→ **Listed entries**:
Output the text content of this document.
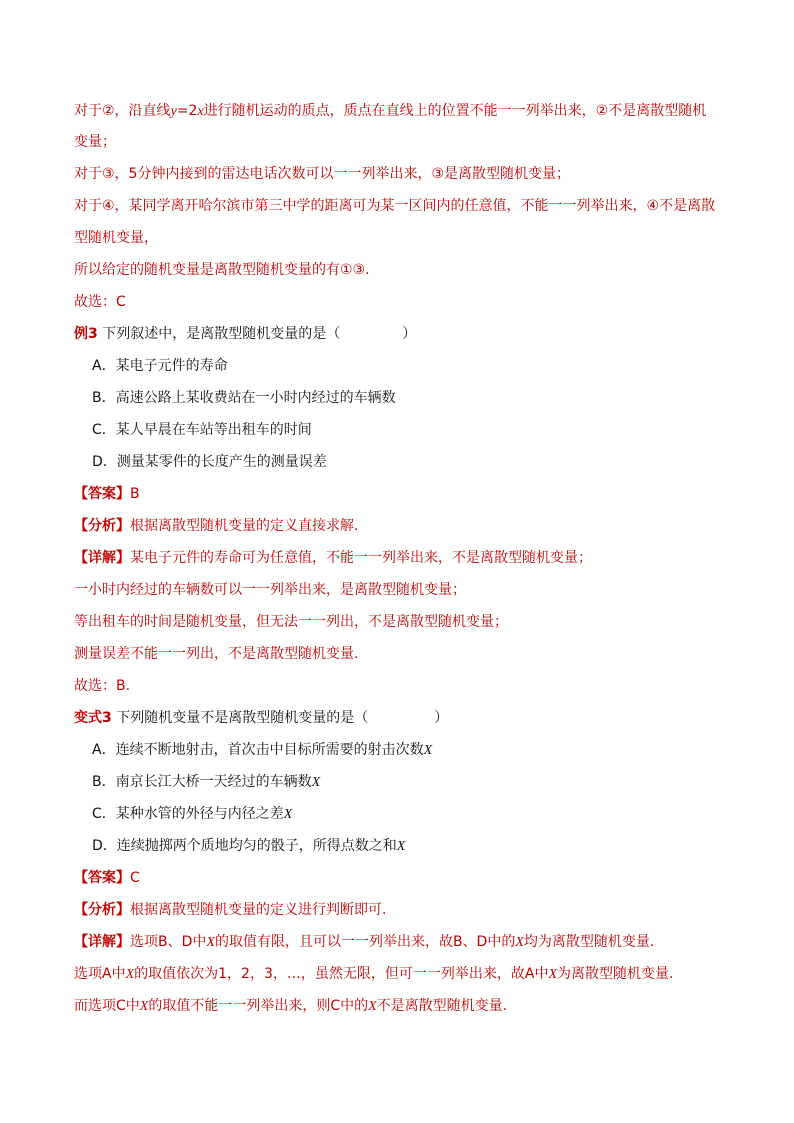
对于②，沿直线y=2x进行随机运动的质点，质点在直线上的位置不能一一列举出来，②不是离散型随机
变量；
对于③，5分钟内接到的雷达电话次数可以一一列举出来，③是离散型随机变量；
对于④，某同学离开哈尔滨市第三中学的距离可为某一区间内的任意值，不能一一列举出来，④不是离散
型随机变量，
所以给定的随机变量是离散型随机变量的有①③.
故选：C
例3 下列叙述中，是离散型随机变量的是（	）
A．某电子元件的寿命
B．高速公路上某收费站在一小时内经过的车辆数
C．某人早晨在车站等出租车的时间
D．测量某零件的长度产生的测量误差
【答案】B
【分析】根据离散型随机变量的定义直接求解.
【详解】某电子元件的寿命可为任意值，不能一一列举出来，不是离散型随机变量；
一小时内经过的车辆数可以一一列举出来，是离散型随机变量；
等出租车的时间是随机变量，但无法一一列出，不是离散型随机变量；
测量误差不能一一列出，不是离散型随机变量.
故选：B.
变式3 下列随机变量不是离散型随机变量的是（	）
A．连续不断地射击，首次击中目标所需要的射击次数X
B．南京长江大桥一天经过的车辆数X
C．某种水管的外径与内径之差X
D．连续抛掷两个质地均匀的骰子，所得点数之和X
【答案】C
【分析】根据离散型随机变量的定义进行判断即可.
【详解】选项B、D中X的取值有限，且可以一一列举出来，故B、D中的X均为离散型随机变量.
选项A中X的取值依次为1，2，3，…，虽然无限，但可一一列举出来，故A中X为离散型随机变量.
而选项C中X的取值不能一一列举出来，则C中的X不是离散型随机变量.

→ **Task prompt**: From the listing, extract all text exactly as given and drop any picture.

→ **Task answer**:
Output the text content of this document.
对于②，沿直线y=2x进行随机运动的质点，质点在直线上的位置不能一一列举出来，②不是离散型随机
变量；
对于③，5分钟内接到的雷达电话次数可以一一列举出来，③是离散型随机变量；
对于④，某同学离开哈尔滨市第三中学的距离可为某一区间内的任意值，不能一一列举出来，④不是离散
型随机变量，
所以给定的随机变量是离散型随机变量的有①③.
故选：C
例3 下列叙述中，是离散型随机变量的是（	）
A．某电子元件的寿命
B．高速公路上某收费站在一小时内经过的车辆数
C．某人早晨在车站等出租车的时间
D．测量某零件的长度产生的测量误差
【答案】B
【分析】根据离散型随机变量的定义直接求解.
【详解】某电子元件的寿命可为任意值，不能一一列举出来，不是离散型随机变量；
一小时内经过的车辆数可以一一列举出来，是离散型随机变量；
等出租车的时间是随机变量，但无法一一列出，不是离散型随机变量；
测量误差不能一一列出，不是离散型随机变量.
故选：B.
变式3 下列随机变量不是离散型随机变量的是（	）
A．连续不断地射击，首次击中目标所需要的射击次数X
B．南京长江大桥一天经过的车辆数X
C．某种水管的外径与内径之差X
D．连续抛掷两个质地均匀的骰子，所得点数之和X
【答案】C
【分析】根据离散型随机变量的定义进行判断即可.
【详解】选项B、D中X的取值有限，且可以一一列举出来，故B、D中的X均为离散型随机变量.
选项A中X的取值依次为1，2，3，…，虽然无限，但可一一列举出来，故A中X为离散型随机变量.
而选项C中X的取值不能一一列举出来，则C中的X不是离散型随机变量.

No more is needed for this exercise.